Prompt >> From the listing below, extract every line in which the word "Wasserleitung" appears.

[Records from a dataset]
▬▬▬
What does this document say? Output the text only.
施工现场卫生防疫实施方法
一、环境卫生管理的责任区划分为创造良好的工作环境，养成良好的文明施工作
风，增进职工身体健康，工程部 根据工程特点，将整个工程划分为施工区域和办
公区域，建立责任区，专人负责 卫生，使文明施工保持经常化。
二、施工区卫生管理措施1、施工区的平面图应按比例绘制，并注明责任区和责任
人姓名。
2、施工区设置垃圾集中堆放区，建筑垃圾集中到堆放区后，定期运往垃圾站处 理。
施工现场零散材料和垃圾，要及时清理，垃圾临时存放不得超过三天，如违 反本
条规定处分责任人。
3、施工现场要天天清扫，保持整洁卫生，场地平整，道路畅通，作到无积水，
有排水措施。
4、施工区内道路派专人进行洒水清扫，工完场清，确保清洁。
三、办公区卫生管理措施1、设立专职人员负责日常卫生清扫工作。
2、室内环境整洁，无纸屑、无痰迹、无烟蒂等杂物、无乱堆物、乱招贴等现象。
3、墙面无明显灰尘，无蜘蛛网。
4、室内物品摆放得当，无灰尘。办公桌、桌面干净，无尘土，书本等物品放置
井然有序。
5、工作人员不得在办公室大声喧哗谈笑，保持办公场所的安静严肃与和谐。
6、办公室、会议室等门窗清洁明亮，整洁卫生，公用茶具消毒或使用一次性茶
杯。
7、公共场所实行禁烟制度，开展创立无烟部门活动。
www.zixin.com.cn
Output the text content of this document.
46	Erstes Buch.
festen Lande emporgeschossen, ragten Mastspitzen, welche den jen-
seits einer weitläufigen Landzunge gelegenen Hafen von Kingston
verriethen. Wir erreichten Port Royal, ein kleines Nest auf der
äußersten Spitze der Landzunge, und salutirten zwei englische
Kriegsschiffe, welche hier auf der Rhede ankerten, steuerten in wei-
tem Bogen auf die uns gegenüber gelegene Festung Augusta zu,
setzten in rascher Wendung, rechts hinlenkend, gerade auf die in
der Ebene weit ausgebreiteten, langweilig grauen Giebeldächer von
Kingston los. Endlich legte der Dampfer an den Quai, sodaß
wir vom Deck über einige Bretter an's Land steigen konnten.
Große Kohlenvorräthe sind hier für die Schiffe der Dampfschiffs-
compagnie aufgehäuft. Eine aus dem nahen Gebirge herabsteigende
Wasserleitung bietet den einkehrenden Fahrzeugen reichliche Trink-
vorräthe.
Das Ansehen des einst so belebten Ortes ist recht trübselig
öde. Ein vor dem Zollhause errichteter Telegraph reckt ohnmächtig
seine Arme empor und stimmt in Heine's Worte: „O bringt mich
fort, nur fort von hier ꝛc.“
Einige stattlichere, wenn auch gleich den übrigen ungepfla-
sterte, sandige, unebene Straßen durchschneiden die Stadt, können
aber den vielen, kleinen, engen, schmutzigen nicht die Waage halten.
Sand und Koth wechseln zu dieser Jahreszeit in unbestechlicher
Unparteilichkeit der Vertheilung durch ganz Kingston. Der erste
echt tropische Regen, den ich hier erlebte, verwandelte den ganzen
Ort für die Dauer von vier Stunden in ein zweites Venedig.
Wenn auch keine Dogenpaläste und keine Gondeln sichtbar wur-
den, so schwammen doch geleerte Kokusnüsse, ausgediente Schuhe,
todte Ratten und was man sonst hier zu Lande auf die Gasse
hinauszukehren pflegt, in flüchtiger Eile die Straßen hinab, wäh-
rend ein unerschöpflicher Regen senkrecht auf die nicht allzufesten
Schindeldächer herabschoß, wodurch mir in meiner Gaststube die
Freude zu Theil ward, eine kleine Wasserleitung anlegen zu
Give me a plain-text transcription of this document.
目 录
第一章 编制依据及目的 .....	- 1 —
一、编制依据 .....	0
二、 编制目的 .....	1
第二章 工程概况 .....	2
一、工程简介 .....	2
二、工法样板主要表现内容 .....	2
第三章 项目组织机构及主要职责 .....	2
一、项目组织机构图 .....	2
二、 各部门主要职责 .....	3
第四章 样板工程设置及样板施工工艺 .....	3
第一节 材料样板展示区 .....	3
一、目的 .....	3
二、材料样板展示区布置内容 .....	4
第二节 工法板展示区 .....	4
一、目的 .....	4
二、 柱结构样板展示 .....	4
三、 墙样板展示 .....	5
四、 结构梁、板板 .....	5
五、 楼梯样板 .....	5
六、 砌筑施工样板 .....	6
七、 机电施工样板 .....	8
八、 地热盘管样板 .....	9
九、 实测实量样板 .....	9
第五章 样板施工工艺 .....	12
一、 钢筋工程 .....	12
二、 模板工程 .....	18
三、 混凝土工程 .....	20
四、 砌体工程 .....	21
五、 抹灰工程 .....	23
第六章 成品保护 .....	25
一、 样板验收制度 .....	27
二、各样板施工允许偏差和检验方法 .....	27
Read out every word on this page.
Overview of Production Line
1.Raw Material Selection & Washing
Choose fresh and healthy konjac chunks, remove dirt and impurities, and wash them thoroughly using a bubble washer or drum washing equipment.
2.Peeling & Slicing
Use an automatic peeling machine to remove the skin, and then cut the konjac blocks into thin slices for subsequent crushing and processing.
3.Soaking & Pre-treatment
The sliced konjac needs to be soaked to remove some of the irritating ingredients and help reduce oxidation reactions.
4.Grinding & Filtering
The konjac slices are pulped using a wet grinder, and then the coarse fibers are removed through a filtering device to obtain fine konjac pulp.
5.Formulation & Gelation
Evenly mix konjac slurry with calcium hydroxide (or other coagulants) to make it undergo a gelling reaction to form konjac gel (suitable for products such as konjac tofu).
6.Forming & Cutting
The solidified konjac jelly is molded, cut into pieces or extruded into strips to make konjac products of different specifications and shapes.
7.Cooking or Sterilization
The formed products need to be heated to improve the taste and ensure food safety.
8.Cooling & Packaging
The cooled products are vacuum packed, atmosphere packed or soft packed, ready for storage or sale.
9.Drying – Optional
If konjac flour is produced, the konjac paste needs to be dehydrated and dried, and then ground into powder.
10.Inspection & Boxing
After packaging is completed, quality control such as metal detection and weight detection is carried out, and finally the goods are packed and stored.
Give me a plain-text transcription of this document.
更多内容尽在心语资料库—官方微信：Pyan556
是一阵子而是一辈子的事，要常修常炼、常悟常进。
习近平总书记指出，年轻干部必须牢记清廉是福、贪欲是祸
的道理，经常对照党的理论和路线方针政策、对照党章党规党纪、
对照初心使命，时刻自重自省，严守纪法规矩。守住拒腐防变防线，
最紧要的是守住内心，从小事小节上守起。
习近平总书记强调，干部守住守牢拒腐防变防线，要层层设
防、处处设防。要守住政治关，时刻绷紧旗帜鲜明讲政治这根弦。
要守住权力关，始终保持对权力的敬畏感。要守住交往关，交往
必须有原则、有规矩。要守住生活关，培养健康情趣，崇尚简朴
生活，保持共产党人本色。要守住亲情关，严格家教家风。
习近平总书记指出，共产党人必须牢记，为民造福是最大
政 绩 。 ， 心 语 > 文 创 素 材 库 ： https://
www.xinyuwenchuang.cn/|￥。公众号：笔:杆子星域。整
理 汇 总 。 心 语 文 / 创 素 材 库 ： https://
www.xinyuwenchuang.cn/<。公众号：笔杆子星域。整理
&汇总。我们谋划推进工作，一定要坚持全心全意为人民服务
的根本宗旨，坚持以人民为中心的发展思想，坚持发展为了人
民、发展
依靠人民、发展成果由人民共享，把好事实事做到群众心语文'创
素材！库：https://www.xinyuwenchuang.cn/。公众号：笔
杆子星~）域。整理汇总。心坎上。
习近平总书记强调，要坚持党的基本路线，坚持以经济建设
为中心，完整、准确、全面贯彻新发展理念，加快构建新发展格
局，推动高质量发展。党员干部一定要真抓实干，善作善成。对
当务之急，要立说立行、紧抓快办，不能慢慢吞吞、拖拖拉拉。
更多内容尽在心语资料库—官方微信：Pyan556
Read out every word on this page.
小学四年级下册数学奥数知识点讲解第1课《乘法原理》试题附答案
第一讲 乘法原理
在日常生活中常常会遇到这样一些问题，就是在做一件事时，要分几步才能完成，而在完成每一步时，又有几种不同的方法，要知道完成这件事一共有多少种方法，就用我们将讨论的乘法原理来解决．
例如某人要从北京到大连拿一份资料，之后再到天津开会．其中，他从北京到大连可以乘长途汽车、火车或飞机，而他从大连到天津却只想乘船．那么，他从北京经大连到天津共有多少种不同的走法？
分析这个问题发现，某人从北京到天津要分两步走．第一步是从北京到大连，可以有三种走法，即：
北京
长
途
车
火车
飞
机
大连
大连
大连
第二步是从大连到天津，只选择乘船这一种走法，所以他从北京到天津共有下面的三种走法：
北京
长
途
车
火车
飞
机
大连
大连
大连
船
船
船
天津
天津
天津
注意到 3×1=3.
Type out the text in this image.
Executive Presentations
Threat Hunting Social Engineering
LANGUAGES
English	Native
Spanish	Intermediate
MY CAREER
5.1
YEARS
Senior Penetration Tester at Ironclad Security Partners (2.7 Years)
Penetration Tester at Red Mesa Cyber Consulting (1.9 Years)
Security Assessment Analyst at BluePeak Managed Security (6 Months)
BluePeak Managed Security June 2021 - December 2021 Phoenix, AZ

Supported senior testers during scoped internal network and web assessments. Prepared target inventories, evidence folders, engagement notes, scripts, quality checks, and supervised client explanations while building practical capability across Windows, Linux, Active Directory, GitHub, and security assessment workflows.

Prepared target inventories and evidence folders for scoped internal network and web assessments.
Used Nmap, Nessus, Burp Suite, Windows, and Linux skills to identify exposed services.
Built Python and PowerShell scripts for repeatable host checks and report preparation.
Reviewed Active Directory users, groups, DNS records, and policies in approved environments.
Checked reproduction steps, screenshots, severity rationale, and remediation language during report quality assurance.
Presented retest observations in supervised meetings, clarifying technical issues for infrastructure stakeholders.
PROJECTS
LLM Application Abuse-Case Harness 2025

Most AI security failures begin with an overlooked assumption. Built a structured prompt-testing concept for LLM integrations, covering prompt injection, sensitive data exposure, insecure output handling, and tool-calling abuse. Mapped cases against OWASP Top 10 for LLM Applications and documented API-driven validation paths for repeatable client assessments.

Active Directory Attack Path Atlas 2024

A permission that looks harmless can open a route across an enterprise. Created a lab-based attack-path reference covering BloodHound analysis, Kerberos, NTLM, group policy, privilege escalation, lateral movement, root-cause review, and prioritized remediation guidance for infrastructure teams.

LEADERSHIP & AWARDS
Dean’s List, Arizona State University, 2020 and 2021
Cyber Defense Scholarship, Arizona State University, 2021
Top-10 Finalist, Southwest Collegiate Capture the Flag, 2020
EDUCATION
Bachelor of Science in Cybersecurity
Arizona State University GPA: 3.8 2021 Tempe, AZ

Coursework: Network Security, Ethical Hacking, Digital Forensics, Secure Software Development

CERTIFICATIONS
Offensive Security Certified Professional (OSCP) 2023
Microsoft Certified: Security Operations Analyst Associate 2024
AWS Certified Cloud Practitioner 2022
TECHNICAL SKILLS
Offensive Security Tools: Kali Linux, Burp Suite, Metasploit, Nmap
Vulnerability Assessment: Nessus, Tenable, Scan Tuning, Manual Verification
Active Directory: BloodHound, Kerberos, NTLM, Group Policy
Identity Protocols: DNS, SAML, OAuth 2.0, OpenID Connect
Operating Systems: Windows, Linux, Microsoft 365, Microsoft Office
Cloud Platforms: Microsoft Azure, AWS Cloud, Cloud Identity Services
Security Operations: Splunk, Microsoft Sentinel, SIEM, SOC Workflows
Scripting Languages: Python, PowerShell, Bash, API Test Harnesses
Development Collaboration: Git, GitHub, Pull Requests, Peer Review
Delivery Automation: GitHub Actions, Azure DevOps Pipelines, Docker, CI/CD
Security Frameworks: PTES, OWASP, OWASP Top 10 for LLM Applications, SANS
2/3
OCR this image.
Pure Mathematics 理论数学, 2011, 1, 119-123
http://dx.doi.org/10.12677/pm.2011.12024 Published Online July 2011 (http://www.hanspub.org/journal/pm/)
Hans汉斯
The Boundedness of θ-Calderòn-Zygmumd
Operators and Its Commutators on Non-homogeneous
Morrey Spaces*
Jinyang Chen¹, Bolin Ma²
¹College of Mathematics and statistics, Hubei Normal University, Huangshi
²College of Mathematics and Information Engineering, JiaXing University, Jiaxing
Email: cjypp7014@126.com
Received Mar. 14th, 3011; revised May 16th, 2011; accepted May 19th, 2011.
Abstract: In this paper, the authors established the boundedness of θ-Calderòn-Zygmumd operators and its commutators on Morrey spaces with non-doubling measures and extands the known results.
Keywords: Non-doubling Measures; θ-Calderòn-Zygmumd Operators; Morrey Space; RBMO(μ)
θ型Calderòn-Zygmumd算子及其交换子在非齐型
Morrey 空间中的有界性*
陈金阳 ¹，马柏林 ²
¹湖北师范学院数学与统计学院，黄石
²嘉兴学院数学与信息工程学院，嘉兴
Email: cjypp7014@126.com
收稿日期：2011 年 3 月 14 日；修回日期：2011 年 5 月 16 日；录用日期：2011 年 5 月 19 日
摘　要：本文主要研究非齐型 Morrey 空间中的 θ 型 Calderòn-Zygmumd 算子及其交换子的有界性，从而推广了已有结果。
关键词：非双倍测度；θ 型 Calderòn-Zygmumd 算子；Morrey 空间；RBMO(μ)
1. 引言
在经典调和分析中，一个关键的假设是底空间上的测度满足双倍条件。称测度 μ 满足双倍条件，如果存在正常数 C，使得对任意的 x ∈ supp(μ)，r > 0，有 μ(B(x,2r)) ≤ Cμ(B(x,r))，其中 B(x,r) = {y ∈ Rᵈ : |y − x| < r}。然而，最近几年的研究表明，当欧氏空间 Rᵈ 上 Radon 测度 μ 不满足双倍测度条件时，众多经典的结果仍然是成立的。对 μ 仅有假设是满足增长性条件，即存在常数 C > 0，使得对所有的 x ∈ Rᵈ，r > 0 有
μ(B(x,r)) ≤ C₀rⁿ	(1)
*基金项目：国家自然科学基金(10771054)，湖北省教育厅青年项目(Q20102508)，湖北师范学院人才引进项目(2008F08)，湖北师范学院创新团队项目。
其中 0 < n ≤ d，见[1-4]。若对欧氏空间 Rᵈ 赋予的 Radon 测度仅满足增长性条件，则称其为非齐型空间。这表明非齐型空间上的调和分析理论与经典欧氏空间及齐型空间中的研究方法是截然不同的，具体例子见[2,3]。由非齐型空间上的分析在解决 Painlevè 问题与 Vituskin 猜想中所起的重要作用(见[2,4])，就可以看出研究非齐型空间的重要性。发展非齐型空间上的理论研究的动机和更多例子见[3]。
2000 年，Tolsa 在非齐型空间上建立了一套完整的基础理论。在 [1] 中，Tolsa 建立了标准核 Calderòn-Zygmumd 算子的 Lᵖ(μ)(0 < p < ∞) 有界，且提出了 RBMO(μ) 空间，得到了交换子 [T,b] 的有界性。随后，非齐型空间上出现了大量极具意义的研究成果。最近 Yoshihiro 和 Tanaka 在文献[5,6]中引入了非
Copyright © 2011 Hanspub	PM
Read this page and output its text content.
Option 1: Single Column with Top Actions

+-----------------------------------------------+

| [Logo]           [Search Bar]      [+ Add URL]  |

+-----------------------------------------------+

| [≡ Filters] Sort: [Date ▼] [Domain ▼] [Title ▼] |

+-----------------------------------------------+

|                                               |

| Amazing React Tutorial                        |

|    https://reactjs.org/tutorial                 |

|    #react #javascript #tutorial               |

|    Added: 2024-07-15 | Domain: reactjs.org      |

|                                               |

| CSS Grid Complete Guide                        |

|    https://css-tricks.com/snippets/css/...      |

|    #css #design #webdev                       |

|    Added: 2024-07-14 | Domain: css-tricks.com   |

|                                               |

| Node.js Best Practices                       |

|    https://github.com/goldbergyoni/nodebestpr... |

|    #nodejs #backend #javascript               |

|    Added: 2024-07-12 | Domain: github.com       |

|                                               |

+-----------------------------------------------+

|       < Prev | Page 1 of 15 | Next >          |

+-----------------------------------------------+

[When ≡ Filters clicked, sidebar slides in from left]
▬▬▬
The response >>
Wasserleitung bietet den einkehrenden Fahrzeugen reichliche Trink-
Freude zu Theil ward, eine kleine Wasserleitung anlegen zu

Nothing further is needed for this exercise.